## Begin Page excerpt
If the user boots with "amd_prefcore=disable" on a system that
supports preferred-core, pror to this patchset, cpudata->hw_prefcore
would be true and thus, amd_pstate_hw_prefcore would show "enabled".

With this patchset, it would show "disabled". Or am I missing something?



>  }
>  
>  static ssize_t show_energy_performance_available_preferences(
> -- 
> 2.43.0
> 

--
Thanks and Regards
gautham.
Mario Limonciello Aug. 27, 2024, 7:16 p.m. UTC | #3
On 8/27/2024 12:03, Gautham R. Shenoy wrote:
> On Mon, Aug 26, 2024 at 04:13:58PM -0500, Mario Limonciello wrote:
>> From: Mario Limonciello <mario.limonciello@amd.com>
>>
>> As the global variable is cleared when preferred cores is not present
>> the local variable use isn't needed in many functions.
>> Drop it where possible.  No intended functional changes.
>>
>> Signed-off-by: Mario Limonciello <mario.limonciello@amd.com>
>> ---
>>   drivers/cpufreq/amd-pstate.c | 7 +------
>>   1 file changed, 1 insertion(+), 6 deletions(-)
>>
>> diff --git a/drivers/cpufreq/amd-pstate.c b/drivers/cpufreq/amd-pstate.c
>> index ed05d7a0add10..257e28e549bd1 100644
>> --- a/drivers/cpufreq/amd-pstate.c
>> +++ b/drivers/cpufreq/amd-pstate.c
>> @@ -1112,12 +1112,7 @@ static ssize_t show_amd_pstate_prefcore_ranking(struct cpufreq_policy *policy,
>>   static ssize_t show_amd_pstate_hw_prefcore(struct cpufreq_policy *policy,
>>   					   char *buf)
>>   {
>> -	bool hw_prefcore;
>> -	struct amd_cpudata *cpudata = policy->driver_data;
>> -
>> -	hw_prefcore = READ_ONCE(cpudata->hw_prefcore);
>> -
>> -	return sysfs_emit(buf, "%s\n", str_enabled_disabled(hw_prefcore));
>> +	return sysfs_emit(buf, "%s\n", str_enabled_disabled(amd_pstate_prefcore));
> 
> 
> If the user boots with "amd_prefcore=disable" on a system that
> supports preferred-core, pror to this patchset, cpudata->hw_prefcore
> would be true and thus, amd_pstate_hw_prefcore would show "enabled".
> 

Yes; you're right about the previous behavior.

> With this patchset, it would show "disabled". Or am I missing something?

This appears to be another case we don't have documentation for the 
sysfs file `amd_pstate_hw_prefcore`.

I had thought this was a malfunction in the behavior that it reflected 
the current status, not the hardware /capability/.
## End Page excerpt
Given problem 1: In the patch discussion, how many insertions and deletions does the patch make to drivers/cpufreq/amd-pstate.c?
Given problem 2: Write out the portion of the patch discussion starting at "Mario Limonciello Aug." and ending at "in many functions.".
## Begin Records shown
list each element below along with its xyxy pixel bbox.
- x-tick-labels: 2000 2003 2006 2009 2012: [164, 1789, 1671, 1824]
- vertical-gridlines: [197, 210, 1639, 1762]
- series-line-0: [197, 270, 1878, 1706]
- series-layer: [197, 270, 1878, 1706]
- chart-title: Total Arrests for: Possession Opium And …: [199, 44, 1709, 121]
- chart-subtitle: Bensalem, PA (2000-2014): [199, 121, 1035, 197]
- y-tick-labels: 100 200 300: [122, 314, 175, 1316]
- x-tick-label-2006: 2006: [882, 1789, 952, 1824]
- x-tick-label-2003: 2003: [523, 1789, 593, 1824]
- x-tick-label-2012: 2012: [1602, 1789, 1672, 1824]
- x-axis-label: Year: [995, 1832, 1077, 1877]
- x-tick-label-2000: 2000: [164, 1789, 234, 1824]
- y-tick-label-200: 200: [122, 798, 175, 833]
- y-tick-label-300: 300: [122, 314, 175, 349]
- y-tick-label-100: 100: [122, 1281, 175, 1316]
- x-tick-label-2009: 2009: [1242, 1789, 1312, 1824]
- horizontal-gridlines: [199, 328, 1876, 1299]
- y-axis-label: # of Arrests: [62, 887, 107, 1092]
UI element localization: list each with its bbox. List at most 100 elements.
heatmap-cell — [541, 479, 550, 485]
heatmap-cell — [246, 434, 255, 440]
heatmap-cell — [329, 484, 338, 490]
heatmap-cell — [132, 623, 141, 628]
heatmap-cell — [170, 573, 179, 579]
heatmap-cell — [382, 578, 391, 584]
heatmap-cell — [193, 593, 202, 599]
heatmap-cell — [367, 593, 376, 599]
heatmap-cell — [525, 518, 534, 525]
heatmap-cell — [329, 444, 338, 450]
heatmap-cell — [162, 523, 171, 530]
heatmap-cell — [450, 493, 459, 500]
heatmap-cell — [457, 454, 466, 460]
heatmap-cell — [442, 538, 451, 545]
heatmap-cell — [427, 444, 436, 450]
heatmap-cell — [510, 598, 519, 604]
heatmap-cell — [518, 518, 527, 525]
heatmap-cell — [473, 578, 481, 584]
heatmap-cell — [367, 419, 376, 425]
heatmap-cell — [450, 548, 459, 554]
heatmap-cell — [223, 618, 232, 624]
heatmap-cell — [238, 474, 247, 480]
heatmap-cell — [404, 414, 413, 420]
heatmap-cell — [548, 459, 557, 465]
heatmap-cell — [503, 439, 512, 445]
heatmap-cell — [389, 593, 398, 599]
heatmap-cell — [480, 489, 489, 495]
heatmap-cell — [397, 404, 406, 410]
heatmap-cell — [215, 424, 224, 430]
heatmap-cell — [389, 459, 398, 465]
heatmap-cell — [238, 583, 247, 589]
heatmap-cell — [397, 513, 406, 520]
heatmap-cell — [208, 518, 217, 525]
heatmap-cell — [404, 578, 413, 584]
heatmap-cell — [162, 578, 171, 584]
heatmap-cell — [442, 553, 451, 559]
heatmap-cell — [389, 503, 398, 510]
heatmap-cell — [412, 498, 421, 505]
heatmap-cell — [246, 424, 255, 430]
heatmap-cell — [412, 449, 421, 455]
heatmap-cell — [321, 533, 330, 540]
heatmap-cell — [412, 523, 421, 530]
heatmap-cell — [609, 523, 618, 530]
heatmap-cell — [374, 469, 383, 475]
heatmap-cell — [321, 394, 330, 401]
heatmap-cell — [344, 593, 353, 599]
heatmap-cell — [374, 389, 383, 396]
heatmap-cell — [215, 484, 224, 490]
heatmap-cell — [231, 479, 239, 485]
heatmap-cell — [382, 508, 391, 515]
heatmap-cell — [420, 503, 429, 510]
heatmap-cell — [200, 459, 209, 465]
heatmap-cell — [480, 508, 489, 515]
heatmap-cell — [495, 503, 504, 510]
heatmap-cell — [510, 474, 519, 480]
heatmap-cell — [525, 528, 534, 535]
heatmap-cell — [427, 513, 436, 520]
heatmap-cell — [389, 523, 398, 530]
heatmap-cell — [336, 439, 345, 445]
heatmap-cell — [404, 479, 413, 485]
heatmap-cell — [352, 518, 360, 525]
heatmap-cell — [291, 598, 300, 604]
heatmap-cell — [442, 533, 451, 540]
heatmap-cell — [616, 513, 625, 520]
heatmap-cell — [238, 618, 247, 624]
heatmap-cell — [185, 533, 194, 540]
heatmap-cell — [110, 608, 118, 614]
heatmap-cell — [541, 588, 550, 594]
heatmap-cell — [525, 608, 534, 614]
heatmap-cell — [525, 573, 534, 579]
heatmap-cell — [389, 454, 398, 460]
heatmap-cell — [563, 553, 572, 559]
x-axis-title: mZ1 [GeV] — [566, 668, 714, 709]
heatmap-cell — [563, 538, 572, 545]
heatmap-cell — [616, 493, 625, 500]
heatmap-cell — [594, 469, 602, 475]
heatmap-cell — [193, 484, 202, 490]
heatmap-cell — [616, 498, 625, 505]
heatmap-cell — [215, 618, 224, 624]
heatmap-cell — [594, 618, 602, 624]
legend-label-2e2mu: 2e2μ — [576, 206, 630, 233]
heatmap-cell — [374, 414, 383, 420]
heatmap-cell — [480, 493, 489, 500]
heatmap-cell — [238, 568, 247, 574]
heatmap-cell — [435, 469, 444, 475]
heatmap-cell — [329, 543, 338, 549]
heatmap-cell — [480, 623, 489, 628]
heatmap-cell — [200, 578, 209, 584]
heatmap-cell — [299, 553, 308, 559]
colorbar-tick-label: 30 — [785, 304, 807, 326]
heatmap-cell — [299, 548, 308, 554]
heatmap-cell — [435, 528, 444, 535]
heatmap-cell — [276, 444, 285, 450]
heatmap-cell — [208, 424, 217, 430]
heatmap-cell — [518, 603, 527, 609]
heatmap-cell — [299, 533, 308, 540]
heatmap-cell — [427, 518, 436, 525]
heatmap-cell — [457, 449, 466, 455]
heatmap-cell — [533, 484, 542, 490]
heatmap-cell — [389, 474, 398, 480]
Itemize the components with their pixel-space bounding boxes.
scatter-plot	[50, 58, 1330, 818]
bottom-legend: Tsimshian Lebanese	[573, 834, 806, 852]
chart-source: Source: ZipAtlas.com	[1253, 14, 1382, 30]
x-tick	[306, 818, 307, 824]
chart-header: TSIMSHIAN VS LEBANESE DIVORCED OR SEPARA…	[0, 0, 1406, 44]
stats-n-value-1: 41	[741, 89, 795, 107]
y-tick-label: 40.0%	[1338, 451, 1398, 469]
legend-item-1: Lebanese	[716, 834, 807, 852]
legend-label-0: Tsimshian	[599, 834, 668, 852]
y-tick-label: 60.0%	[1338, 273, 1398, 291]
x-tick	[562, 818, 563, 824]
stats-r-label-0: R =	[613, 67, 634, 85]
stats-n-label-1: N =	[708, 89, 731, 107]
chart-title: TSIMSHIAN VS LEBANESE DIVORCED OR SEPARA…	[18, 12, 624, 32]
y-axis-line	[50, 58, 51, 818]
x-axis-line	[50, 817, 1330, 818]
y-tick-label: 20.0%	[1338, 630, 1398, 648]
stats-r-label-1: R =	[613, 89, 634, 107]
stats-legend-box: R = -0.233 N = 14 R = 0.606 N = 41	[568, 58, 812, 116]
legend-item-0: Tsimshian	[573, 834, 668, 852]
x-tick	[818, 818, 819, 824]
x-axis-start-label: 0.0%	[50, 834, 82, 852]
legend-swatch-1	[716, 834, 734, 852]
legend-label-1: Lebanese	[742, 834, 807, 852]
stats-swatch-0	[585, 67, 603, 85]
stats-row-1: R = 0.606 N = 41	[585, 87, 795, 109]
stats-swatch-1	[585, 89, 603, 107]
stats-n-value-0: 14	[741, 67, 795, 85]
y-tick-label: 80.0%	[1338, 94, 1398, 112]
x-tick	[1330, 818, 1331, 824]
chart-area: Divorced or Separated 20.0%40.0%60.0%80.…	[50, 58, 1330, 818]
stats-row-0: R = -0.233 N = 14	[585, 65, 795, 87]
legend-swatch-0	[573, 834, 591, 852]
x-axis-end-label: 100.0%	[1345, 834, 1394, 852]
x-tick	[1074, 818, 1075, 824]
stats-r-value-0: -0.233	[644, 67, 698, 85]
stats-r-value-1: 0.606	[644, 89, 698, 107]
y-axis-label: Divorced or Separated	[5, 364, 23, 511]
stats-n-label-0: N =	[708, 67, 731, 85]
## End Records shown
Full response 1: One insertion and six deletions.

Full response 2:
Mario Limonciello Aug. 27, 2024, 7:16 p.m. UTC | #3
On 8/27/2024 12:03, Gautham R. Shenoy wrote:
> On Mon, Aug 26, 2024 at 04:13:58PM -0500, Mario Limonciello wrote:
>> From: Mario Limonciello <mario.limonciello@amd.com>
>>
>> As the global variable is cleared when preferred cores is not present
>> the local variable use isn't needed in many functions.